Desse episódio vale destacar dois equívocos. O ministro Adauto Lúcio Cardoso não se revoltou contra a lei de censura prévia. Até mesmo porque ela já estava instalada no Brasil e não havia motivo para tal indignação. A revolta do ministro, e os debates demonstram isso claramente, era contra uma decisão a ser proferida pelos seus colegas do STF que restringia seus poderes. Em outras palavras, Adauto se revoltou contra a possibilidade da Corte Suprema do país decidir que não tinha o poder de decidir sobre a guarda constitucional. É como se com aquela decisão todos os ministros estivessem tirando suas togas e guardando no armário.

Durante o regime militar de 1964 a toga do STF foi aos poucos se transformando. Aliás, vale ressaltar que toga é a vestimenta obrigatória dos ministros até hoje.

Os ministros também são obrigados a usar toga. É uma capa de cetim preto, comprida, sobre a roupa. A simples, que usam no dia a dia, é sobreposta e amarrada nas costas por duas fitas. A toga de gala, usada em cerimônias solenes, tem que ser vestida pela cabeça. Ela tem um camisão cheio de babados, na frente, e a cintura é cingida por uma faixa de seda. O Supremo as compra, cinco por ano, de poucas confecções. A de gala custa 370 reais; a simples, 197. As togas ficam sob a responsabilidade dos respectivos gabinetes. Na prática, com os capinhas. Cabe a eles, nos dias de sessões, tirá-las dos armários, estendê-las sobre uma mesa de jacarandá, no salão branco, adjacente ao plenário, e colocá-las nos ministros. (CARVALHO, L. MAKLOUF, 2010a)

════════

# PROBLEMA A RESOLVER
Por favor, copie do trecho sobre a toga do STF a parte que começa com as palavras contendo "Durante o regime" e termina com "ministros até hoje.". A listagem provém de outra fonte.

# DADOS COLETADOS
════════

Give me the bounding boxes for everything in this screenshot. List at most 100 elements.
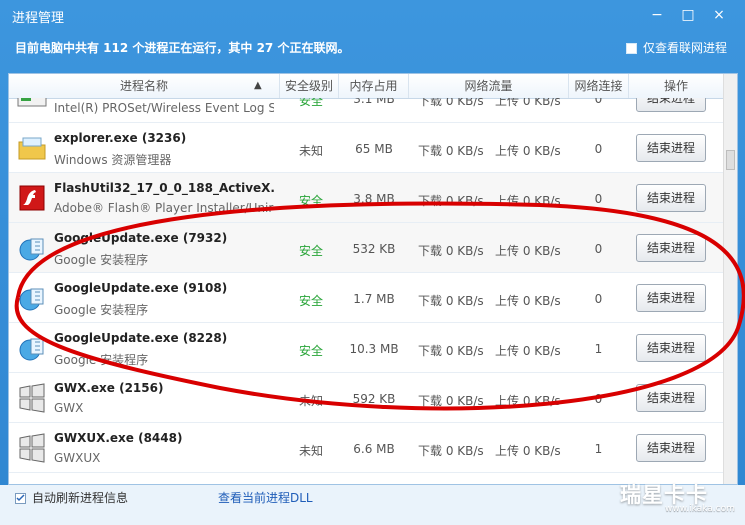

════════

# RESPOSTA DA TAREFA
Durante o regime militar de 1964 a toga do STF foi aos poucos se transformando. Aliás, vale ressaltar que toga é a vestimenta obrigatória dos ministros até hoje.